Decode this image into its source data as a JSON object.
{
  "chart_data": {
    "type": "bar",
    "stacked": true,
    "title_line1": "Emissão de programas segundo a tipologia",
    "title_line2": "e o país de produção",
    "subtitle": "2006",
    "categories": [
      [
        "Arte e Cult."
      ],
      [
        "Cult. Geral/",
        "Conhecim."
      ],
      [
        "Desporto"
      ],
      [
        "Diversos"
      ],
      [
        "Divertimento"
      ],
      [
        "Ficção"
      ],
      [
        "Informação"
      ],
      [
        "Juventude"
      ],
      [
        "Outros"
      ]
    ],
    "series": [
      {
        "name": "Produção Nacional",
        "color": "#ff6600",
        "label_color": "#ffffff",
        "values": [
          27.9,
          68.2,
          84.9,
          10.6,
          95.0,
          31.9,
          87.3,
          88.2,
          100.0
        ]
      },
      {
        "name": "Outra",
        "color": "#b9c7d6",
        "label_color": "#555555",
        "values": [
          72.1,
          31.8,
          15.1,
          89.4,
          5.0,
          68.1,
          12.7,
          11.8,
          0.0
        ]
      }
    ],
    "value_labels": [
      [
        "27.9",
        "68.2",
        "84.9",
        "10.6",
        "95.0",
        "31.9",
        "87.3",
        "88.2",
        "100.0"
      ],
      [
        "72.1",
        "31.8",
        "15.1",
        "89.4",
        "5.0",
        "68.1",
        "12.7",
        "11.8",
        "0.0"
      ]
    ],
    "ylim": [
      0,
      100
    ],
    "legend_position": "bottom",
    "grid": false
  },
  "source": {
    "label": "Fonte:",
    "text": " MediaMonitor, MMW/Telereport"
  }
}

────────────────────────────────────────

EXERCISE OBJECTIVE
Recopy the entries above exactly, with every line included.

ANSWER IN FULL
Decode this image into its source data as a JSON object.
{
  "chart_data": {
    "type": "bar",
    "stacked": true,
    "title_line1": "Emissão de programas segundo a tipologia",
    "title_line2": "e o país de produção",
    "subtitle": "2006",
    "categories": [
      [
        "Arte e Cult."
      ],
      [
        "Cult. Geral/",
        "Conhecim."
      ],
      [
        "Desporto"
      ],
      [
        "Diversos"
      ],
      [
        "Divertimento"
      ],
      [
        "Ficção"
      ],
      [
        "Informação"
      ],
      [
        "Juventude"
      ],
      [
        "Outros"
      ]
    ],
    "series": [
      {
        "name": "Produção Nacional",
        "color": "#ff6600",
        "label_color": "#ffffff",
        "values": [
          27.9,
          68.2,
          84.9,
          10.6,
          95.0,
          31.9,
          87.3,
          88.2,
          100.0
        ]
      },
      {
        "name": "Outra",
        "color": "#b9c7d6",
        "label_color": "#555555",
        "values": [
          72.1,
          31.8,
          15.1,
          89.4,
          5.0,
          68.1,
          12.7,
          11.8,
          0.0
        ]
      }
    ],
    "value_labels": [
      [
        "27.9",
        "68.2",
        "84.9",
        "10.6",
        "95.0",
        "31.9",
        "87.3",
        "88.2",
        "100.0"
      ],
      [
        "72.1",
        "31.8",
        "15.1",
        "89.4",
        "5.0",
        "68.1",
        "12.7",
        "11.8",
        "0.0"
      ]
    ],
    "ylim": [
      0,
      100
    ],
    "legend_position": "bottom",
    "grid": false
  },
  "source": {
    "label": "Fonte:",
    "text": " MediaMonitor, MMW/Telereport"
  }
}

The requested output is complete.